The problem ->
Work out how many lines in the data hold the word "more", and reply with that number only.

[Records that describe figures]
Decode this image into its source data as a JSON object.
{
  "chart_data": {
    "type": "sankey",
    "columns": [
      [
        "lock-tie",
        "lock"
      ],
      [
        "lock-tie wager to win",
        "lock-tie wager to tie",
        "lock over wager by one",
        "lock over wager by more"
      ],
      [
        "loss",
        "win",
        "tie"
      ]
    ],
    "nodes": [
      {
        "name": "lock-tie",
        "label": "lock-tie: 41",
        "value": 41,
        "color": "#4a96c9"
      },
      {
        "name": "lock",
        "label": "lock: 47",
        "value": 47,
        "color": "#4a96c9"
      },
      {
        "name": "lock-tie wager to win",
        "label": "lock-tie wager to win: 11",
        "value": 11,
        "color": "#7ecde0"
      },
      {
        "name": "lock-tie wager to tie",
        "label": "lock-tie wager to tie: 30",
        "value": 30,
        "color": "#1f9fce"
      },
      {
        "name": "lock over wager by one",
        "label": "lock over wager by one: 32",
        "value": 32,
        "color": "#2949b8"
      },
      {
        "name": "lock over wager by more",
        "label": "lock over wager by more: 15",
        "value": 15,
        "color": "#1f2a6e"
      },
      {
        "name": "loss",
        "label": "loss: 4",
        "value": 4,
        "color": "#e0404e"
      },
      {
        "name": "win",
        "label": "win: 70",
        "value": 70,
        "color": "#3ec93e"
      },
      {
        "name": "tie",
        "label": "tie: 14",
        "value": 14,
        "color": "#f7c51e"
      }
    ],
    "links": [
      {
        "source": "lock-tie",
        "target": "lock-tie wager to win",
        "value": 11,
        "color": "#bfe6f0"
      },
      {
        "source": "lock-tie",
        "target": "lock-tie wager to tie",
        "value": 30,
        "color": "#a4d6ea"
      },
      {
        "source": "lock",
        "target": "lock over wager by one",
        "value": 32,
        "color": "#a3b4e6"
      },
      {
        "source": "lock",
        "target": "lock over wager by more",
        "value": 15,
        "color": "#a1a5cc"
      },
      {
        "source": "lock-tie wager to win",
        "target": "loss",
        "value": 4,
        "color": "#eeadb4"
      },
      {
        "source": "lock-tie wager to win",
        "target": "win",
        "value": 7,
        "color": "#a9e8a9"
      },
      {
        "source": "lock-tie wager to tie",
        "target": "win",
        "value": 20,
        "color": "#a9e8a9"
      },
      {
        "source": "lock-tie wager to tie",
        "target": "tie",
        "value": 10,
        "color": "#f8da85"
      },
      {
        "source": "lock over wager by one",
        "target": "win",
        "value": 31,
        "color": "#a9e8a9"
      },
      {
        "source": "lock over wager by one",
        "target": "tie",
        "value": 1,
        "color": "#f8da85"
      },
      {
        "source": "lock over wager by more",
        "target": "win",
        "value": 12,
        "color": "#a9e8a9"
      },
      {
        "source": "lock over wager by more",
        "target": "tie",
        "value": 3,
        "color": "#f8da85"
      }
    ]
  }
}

Task answer ->
6